▶ _WHAT THIS TASK INVOLVES_
Write the entries below out again exactly; any picture in them stays out.

▶ _Collection entries_
:::
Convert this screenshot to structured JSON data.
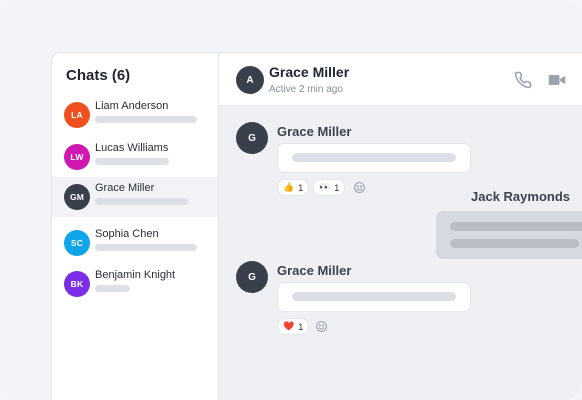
{
  "sidebar": {
    "title": "Chats (6)",
    "chats": [
      {
        "initials": "LA",
        "name": "Liam Anderson",
        "color": "#f0501e"
      },
      {
        "initials": "LW",
        "name": "Lucas Williams",
        "color": "#d018b0"
      },
      {
        "initials": "GM",
        "name": "Grace Miller",
        "color": "#3a3f4c"
      },
      {
        "initials": "SC",
        "name": "Sophia Chen",
        "color": "#0ea5e9"
      },
      {
        "initials": "BK",
        "name": "Benjamin Knight",
        "color": "#7c2ee6"
      }
    ]
  },
  "header": {
    "initials": "A",
    "name": "Grace Miller",
    "status": "Active 2 min ago",
    "phone_icon": "phone-icon",
    "video_icon": "video-icon"
  },
  "messages": [
    {
      "initials": "G",
      "sender": "Grace Miller",
      "reactions": [
        {
          "emoji": "👍",
          "count": "1"
        },
        {
          "emoji": "👀",
          "count": "1"
        }
      ]
    },
    {
      "sender": "Jack Raymonds"
    },
    {
      "initials": "G",
      "sender": "Grace Miller",
      "reactions": [
        {
          "emoji": "❤️",
          "count": "1"
        }
      ]
    }
  ],
  "colors": {
    "accent_dark": "#3a3f4c",
    "icon_gray": "#9ba1ad",
    "heart": "#e5243b"
  }
}
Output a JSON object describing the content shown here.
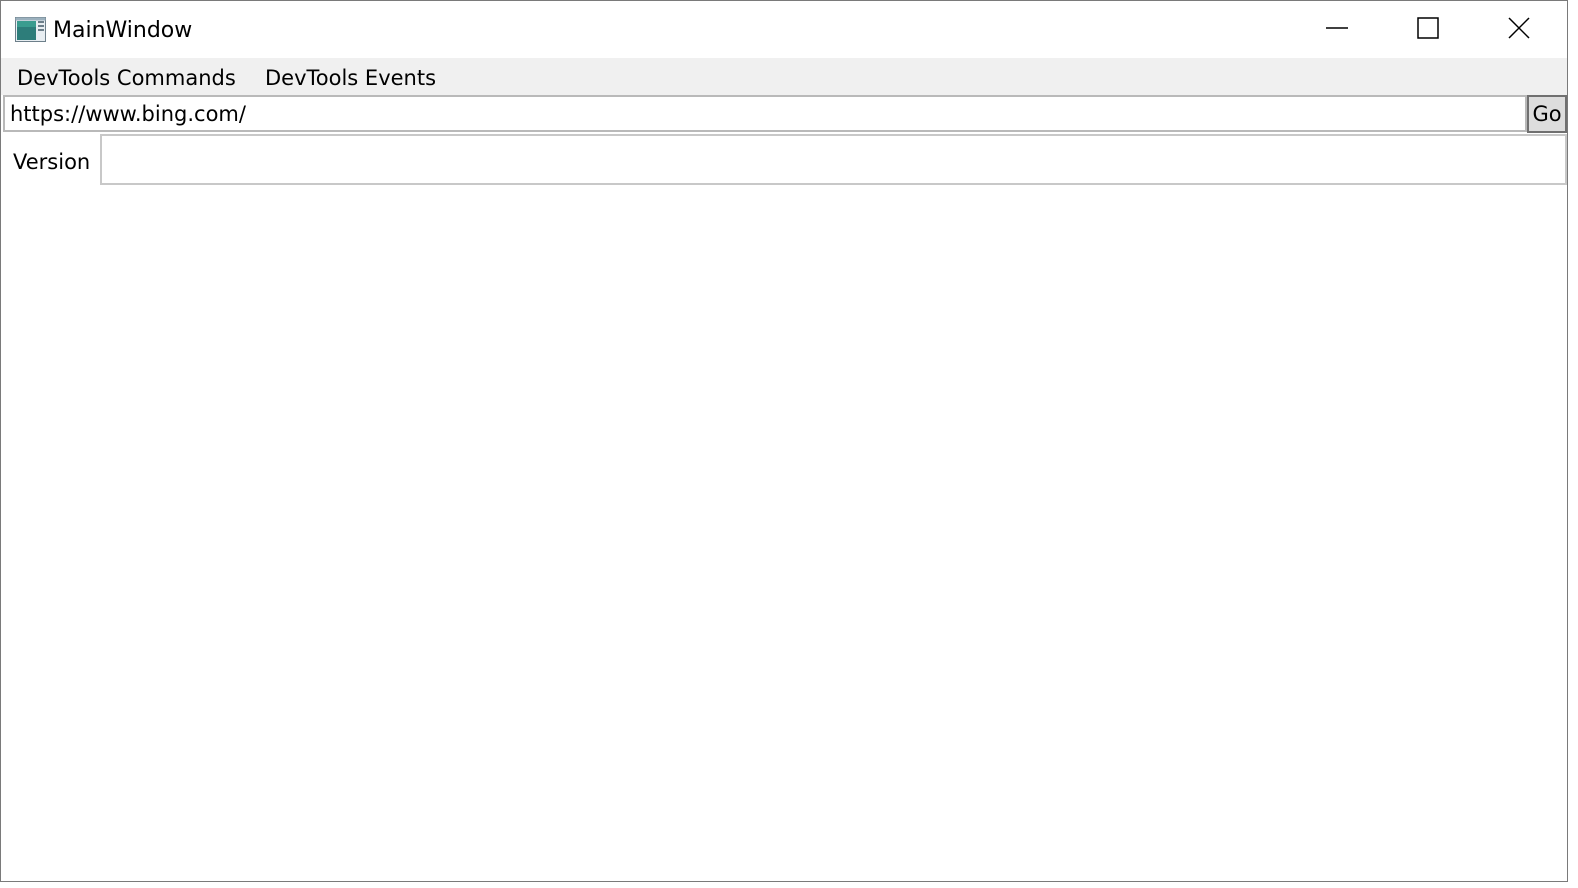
{
  "window": {
    "title": "MainWindow",
    "icon": "app-window-icon",
    "controls": {
      "minimize_icon": "minimize-icon",
      "maximize_icon": "maximize-icon",
      "close_icon": "close-icon"
    }
  },
  "menubar": {
    "items": [
      {
        "label": "DevTools Commands"
      },
      {
        "label": "DevTools Events"
      }
    ]
  },
  "address": {
    "value": "https://www.bing.com/",
    "go_label": "Go"
  },
  "version": {
    "label": "Version",
    "value": ""
  },
  "colors": {
    "menubar_bg": "#f0f0f0",
    "go_button_bg": "#dddddd",
    "border": "#7a7a7a"
  }
}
:::
▶ _EXERCISE ANSWER_
Convert this screenshot to structured JSON data.
{
  "sidebar": {
    "title": "Chats (6)",
    "chats": [
      {
        "initials": "LA",
        "name": "Liam Anderson",
        "color": "#f0501e"
      },
      {
        "initials": "LW",
        "name": "Lucas Williams",
        "color": "#d018b0"
      },
      {
        "initials": "GM",
        "name": "Grace Miller",
        "color": "#3a3f4c"
      },
      {
        "initials": "SC",
        "name": "Sophia Chen",
        "color": "#0ea5e9"
      },
      {
        "initials": "BK",
        "name": "Benjamin Knight",
        "color": "#7c2ee6"
      }
    ]
  },
  "header": {
    "initials": "A",
    "name": "Grace Miller",
    "status": "Active 2 min ago",
    "phone_icon": "phone-icon",
    "video_icon": "video-icon"
  },
  "messages": [
    {
      "initials": "G",
      "sender": "Grace Miller",
      "reactions": [
        {
          "emoji": "👍",
          "count": "1"
        },
        {
          "emoji": "👀",
          "count": "1"
        }
      ]
    },
    {
      "sender": "Jack Raymonds"
    },
    {
      "initials": "G",
      "sender": "Grace Miller",
      "reactions": [
        {
          "emoji": "❤️",
          "count": "1"
        }
      ]
    }
  ],
  "colors": {
    "accent_dark": "#3a3f4c",
    "icon_gray": "#9ba1ad",
    "heart": "#e5243b"
  }
}
Output a JSON object describing the content shown here.
{
  "window": {
    "title": "MainWindow",
    "icon": "app-window-icon",
    "controls": {
      "minimize_icon": "minimize-icon",
      "maximize_icon": "maximize-icon",
      "close_icon": "close-icon"
    }
  },
  "menubar": {
    "items": [
      {
        "label": "DevTools Commands"
      },
      {
        "label": "DevTools Events"
      }
    ]
  },
  "address": {
    "value": "https://www.bing.com/",
    "go_label": "Go"
  },
  "version": {
    "label": "Version",
    "value": ""
  },
  "colors": {
    "menubar_bg": "#f0f0f0",
    "go_button_bg": "#dddddd",
    "border": "#7a7a7a"
  }
}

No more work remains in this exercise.